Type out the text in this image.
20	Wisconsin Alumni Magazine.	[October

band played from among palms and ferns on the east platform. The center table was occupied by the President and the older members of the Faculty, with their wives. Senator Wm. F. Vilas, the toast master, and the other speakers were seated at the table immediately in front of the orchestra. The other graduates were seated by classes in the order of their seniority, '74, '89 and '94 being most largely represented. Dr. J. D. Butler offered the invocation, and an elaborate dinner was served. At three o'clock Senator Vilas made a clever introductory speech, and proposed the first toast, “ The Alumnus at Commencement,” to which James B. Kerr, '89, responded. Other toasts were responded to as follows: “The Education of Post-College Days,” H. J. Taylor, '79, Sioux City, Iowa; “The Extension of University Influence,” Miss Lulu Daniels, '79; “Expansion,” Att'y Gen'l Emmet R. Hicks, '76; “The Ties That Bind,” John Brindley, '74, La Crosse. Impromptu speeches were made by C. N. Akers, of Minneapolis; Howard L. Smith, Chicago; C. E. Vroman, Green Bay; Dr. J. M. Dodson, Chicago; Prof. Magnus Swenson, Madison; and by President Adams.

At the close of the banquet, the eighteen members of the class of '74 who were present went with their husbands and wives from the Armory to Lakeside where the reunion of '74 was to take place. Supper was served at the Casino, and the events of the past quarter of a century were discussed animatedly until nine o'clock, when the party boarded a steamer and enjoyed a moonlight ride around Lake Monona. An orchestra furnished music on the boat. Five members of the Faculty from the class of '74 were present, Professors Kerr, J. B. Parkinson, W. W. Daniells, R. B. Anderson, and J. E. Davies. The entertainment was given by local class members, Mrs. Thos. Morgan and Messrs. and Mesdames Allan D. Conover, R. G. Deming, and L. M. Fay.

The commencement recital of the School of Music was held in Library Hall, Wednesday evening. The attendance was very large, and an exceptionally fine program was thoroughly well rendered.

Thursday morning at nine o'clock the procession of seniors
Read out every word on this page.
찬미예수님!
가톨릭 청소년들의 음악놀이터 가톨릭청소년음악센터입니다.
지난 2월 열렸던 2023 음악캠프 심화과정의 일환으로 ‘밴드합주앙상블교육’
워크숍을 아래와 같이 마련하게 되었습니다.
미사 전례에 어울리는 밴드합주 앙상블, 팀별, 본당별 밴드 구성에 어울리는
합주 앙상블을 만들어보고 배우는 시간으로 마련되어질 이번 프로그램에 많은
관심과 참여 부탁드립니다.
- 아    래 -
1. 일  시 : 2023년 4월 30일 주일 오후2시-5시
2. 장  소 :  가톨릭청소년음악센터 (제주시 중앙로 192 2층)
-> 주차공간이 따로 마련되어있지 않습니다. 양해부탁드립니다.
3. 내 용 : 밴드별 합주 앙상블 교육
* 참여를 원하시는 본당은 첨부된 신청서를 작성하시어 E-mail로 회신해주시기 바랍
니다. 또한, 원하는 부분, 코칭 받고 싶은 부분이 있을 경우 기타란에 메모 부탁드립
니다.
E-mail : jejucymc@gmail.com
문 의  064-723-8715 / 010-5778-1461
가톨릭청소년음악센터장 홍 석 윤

PROBLEM STATEMENT =
Copy all lines of the material above where the string "this" occurs.

TASK RESULT =
Type out the text in this image.
Read out every word on this page.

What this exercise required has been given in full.